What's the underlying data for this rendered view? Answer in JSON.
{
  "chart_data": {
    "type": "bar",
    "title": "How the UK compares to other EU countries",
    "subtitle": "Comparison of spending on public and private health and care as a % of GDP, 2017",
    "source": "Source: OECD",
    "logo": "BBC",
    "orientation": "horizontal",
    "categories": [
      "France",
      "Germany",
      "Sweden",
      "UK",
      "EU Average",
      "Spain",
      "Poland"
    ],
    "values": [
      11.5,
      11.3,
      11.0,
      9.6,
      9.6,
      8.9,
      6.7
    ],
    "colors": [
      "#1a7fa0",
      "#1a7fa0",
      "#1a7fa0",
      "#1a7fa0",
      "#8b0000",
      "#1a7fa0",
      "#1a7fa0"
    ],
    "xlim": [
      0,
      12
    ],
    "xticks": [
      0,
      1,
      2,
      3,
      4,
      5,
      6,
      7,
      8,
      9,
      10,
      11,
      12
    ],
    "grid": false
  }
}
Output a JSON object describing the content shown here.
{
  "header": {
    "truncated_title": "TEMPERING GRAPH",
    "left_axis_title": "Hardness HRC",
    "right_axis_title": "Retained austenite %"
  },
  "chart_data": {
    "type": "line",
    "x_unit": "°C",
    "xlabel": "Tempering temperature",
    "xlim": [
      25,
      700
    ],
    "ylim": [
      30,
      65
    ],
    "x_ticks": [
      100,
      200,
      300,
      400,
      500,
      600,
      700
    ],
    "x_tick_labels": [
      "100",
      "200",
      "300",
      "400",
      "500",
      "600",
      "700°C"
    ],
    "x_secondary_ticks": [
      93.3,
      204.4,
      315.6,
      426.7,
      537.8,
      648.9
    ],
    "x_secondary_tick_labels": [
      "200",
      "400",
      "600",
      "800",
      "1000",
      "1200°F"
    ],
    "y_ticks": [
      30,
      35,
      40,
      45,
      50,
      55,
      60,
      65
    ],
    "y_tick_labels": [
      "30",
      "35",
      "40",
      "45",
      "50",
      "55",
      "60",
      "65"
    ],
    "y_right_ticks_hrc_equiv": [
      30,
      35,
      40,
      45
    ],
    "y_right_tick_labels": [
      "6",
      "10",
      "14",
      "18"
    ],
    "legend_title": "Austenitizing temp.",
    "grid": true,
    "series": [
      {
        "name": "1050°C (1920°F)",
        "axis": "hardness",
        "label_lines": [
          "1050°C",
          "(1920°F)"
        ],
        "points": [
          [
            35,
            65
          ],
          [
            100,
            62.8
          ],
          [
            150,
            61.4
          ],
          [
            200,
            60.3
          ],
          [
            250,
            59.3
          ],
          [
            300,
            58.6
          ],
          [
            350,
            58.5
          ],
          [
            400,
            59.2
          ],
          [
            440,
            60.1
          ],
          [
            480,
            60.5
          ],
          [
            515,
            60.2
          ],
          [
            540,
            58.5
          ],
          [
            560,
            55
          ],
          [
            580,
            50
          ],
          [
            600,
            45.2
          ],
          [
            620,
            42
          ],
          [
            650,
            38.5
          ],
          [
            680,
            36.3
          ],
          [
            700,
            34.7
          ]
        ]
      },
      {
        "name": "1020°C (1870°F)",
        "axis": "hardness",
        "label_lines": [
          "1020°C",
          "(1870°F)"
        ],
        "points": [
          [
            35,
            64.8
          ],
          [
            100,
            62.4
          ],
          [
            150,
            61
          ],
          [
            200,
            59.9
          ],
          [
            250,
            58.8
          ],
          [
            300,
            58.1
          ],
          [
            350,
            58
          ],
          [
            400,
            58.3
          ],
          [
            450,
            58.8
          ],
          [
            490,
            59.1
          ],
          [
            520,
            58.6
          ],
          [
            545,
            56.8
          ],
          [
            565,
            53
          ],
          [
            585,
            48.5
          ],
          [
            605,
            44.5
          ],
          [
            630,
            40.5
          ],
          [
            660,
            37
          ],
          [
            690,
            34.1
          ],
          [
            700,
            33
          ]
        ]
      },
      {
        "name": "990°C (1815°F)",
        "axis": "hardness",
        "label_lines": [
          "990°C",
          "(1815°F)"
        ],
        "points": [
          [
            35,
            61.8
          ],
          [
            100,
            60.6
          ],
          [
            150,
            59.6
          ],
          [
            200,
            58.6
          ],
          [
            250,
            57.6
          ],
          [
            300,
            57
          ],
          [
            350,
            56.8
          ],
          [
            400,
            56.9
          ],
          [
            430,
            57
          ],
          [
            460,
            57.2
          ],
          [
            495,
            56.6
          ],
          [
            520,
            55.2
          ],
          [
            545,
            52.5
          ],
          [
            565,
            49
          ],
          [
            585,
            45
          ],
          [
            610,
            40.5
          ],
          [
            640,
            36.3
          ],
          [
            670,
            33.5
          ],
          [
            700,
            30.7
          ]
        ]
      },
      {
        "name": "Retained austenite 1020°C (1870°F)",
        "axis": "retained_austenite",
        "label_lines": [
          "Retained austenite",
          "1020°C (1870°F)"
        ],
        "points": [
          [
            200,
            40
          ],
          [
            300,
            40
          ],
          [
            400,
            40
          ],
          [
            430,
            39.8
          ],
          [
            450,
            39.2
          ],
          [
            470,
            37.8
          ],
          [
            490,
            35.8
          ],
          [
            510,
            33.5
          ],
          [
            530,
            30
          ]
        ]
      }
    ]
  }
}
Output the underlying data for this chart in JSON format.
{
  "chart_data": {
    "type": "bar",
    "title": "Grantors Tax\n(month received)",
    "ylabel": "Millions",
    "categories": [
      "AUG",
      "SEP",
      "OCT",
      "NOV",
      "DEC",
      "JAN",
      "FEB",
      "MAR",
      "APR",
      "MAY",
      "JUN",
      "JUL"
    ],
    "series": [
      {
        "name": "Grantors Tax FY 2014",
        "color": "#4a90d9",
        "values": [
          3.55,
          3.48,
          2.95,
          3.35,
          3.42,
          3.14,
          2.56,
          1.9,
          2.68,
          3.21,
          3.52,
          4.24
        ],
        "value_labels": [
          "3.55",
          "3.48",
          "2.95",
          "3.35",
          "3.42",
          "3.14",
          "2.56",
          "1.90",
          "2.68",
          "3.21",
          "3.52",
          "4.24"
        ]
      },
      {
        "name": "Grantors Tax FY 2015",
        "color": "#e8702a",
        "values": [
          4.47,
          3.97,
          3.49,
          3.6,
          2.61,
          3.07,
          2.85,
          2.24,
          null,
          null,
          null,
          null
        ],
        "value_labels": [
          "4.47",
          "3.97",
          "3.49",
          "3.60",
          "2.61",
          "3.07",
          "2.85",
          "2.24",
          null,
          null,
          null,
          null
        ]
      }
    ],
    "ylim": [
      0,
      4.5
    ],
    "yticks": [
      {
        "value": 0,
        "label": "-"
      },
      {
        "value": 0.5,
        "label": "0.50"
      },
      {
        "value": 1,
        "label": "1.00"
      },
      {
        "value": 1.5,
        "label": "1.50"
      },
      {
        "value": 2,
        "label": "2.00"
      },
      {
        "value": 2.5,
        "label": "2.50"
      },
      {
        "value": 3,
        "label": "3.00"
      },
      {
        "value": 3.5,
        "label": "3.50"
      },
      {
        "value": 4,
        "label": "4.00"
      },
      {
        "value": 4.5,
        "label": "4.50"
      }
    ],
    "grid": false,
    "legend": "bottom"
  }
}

--------------------------------------------------

§ WHAT YOU ARE ASKED TO DO: Reproduce every entry shown above, precisely as it stands.

§ COMPLETE OUTPUT:
What's the underlying data for this rendered view? Answer in JSON.
{
  "chart_data": {
    "type": "bar",
    "title": "How the UK compares to other EU countries",
    "subtitle": "Comparison of spending on public and private health and care as a % of GDP, 2017",
    "source": "Source: OECD",
    "logo": "BBC",
    "orientation": "horizontal",
    "categories": [
      "France",
      "Germany",
      "Sweden",
      "UK",
      "EU Average",
      "Spain",
      "Poland"
    ],
    "values": [
      11.5,
      11.3,
      11.0,
      9.6,
      9.6,
      8.9,
      6.7
    ],
    "colors": [
      "#1a7fa0",
      "#1a7fa0",
      "#1a7fa0",
      "#1a7fa0",
      "#8b0000",
      "#1a7fa0",
      "#1a7fa0"
    ],
    "xlim": [
      0,
      12
    ],
    "xticks": [
      0,
      1,
      2,
      3,
      4,
      5,
      6,
      7,
      8,
      9,
      10,
      11,
      12
    ],
    "grid": false
  }
}
Output a JSON object describing the content shown here.
{
  "header": {
    "truncated_title": "TEMPERING GRAPH",
    "left_axis_title": "Hardness HRC",
    "right_axis_title": "Retained austenite %"
  },
  "chart_data": {
    "type": "line",
    "x_unit": "°C",
    "xlabel": "Tempering temperature",
    "xlim": [
      25,
      700
    ],
    "ylim": [
      30,
      65
    ],
    "x_ticks": [
      100,
      200,
      300,
      400,
      500,
      600,
      700
    ],
    "x_tick_labels": [
      "100",
      "200",
      "300",
      "400",
      "500",
      "600",
      "700°C"
    ],
    "x_secondary_ticks": [
      93.3,
      204.4,
      315.6,
      426.7,
      537.8,
      648.9
    ],
    "x_secondary_tick_labels": [
      "200",
      "400",
      "600",
      "800",
      "1000",
      "1200°F"
    ],
    "y_ticks": [
      30,
      35,
      40,
      45,
      50,
      55,
      60,
      65
    ],
    "y_tick_labels": [
      "30",
      "35",
      "40",
      "45",
      "50",
      "55",
      "60",
      "65"
    ],
    "y_right_ticks_hrc_equiv": [
      30,
      35,
      40,
      45
    ],
    "y_right_tick_labels": [
      "6",
      "10",
      "14",
      "18"
    ],
    "legend_title": "Austenitizing temp.",
    "grid": true,
    "series": [
      {
        "name": "1050°C (1920°F)",
        "axis": "hardness",
        "label_lines": [
          "1050°C",
          "(1920°F)"
        ],
        "points": [
          [
            35,
            65
          ],
          [
            100,
            62.8
          ],
          [
            150,
            61.4
          ],
          [
            200,
            60.3
          ],
          [
            250,
            59.3
          ],
          [
            300,
            58.6
          ],
          [
            350,
            58.5
          ],
          [
            400,
            59.2
          ],
          [
            440,
            60.1
          ],
          [
            480,
            60.5
          ],
          [
            515,
            60.2
          ],
          [
            540,
            58.5
          ],
          [
            560,
            55
          ],
          [
            580,
            50
          ],
          [
            600,
            45.2
          ],
          [
            620,
            42
          ],
          [
            650,
            38.5
          ],
          [
            680,
            36.3
          ],
          [
            700,
            34.7
          ]
        ]
      },
      {
        "name": "1020°C (1870°F)",
        "axis": "hardness",
        "label_lines": [
          "1020°C",
          "(1870°F)"
        ],
        "points": [
          [
            35,
            64.8
          ],
          [
            100,
            62.4
          ],
          [
            150,
            61
          ],
          [
            200,
            59.9
          ],
          [
            250,
            58.8
          ],
          [
            300,
            58.1
          ],
          [
            350,
            58
          ],
          [
            400,
            58.3
          ],
          [
            450,
            58.8
          ],
          [
            490,
            59.1
          ],
          [
            520,
            58.6
          ],
          [
            545,
            56.8
          ],
          [
            565,
            53
          ],
          [
            585,
            48.5
          ],
          [
            605,
            44.5
          ],
          [
            630,
            40.5
          ],
          [
            660,
            37
          ],
          [
            690,
            34.1
          ],
          [
            700,
            33
          ]
        ]
      },
      {
        "name": "990°C (1815°F)",
        "axis": "hardness",
        "label_lines": [
          "990°C",
          "(1815°F)"
        ],
        "points": [
          [
            35,
            61.8
          ],
          [
            100,
            60.6
          ],
          [
            150,
            59.6
          ],
          [
            200,
            58.6
          ],
          [
            250,
            57.6
          ],
          [
            300,
            57
          ],
          [
            350,
            56.8
          ],
          [
            400,
            56.9
          ],
          [
            430,
            57
          ],
          [
            460,
            57.2
          ],
          [
            495,
            56.6
          ],
          [
            520,
            55.2
          ],
          [
            545,
            52.5
          ],
          [
            565,
            49
          ],
          [
            585,
            45
          ],
          [
            610,
            40.5
          ],
          [
            640,
            36.3
          ],
          [
            670,
            33.5
          ],
          [
            700,
            30.7
          ]
        ]
      },
      {
        "name": "Retained austenite 1020°C (1870°F)",
        "axis": "retained_austenite",
        "label_lines": [
          "Retained austenite",
          "1020°C (1870°F)"
        ],
        "points": [
          [
            200,
            40
          ],
          [
            300,
            40
          ],
          [
            400,
            40
          ],
          [
            430,
            39.8
          ],
          [
            450,
            39.2
          ],
          [
            470,
            37.8
          ],
          [
            490,
            35.8
          ],
          [
            510,
            33.5
          ],
          [
            530,
            30
          ]
        ]
      }
    ]
  }
}
Output the underlying data for this chart in JSON format.
{
  "chart_data": {
    "type": "bar",
    "title": "Grantors Tax\n(month received)",
    "ylabel": "Millions",
    "categories": [
      "AUG",
      "SEP",
      "OCT",
      "NOV",
      "DEC",
      "JAN",
      "FEB",
      "MAR",
      "APR",
      "MAY",
      "JUN",
      "JUL"
    ],
    "series": [
      {
        "name": "Grantors Tax FY 2014",
        "color": "#4a90d9",
        "values": [
          3.55,
          3.48,
          2.95,
          3.35,
          3.42,
          3.14,
          2.56,
          1.9,
          2.68,
          3.21,
          3.52,
          4.24
        ],
        "value_labels": [
          "3.55",
          "3.48",
          "2.95",
          "3.35",
          "3.42",
          "3.14",
          "2.56",
          "1.90",
          "2.68",
          "3.21",
          "3.52",
          "4.24"
        ]
      },
      {
        "name": "Grantors Tax FY 2015",
        "color": "#e8702a",
        "values": [
          4.47,
          3.97,
          3.49,
          3.6,
          2.61,
          3.07,
          2.85,
          2.24,
          null,
          null,
          null,
          null
        ],
        "value_labels": [
          "4.47",
          "3.97",
          "3.49",
          "3.60",
          "2.61",
          "3.07",
          "2.85",
          "2.24",
          null,
          null,
          null,
          null
        ]
      }
    ],
    "ylim": [
      0,
      4.5
    ],
    "yticks": [
      {
        "value": 0,
        "label": "-"
      },
      {
        "value": 0.5,
        "label": "0.50"
      },
      {
        "value": 1,
        "label": "1.00"
      },
      {
        "value": 1.5,
        "label": "1.50"
      },
      {
        "value": 2,
        "label": "2.00"
      },
      {
        "value": 2.5,
        "label": "2.50"
      },
      {
        "value": 3,
        "label": "3.00"
      },
      {
        "value": 3.5,
        "label": "3.50"
      },
      {
        "value": 4,
        "label": "4.00"
      },
      {
        "value": 4.5,
        "label": "4.50"
      }
    ],
    "grid": false,
    "legend": "bottom"
  }
}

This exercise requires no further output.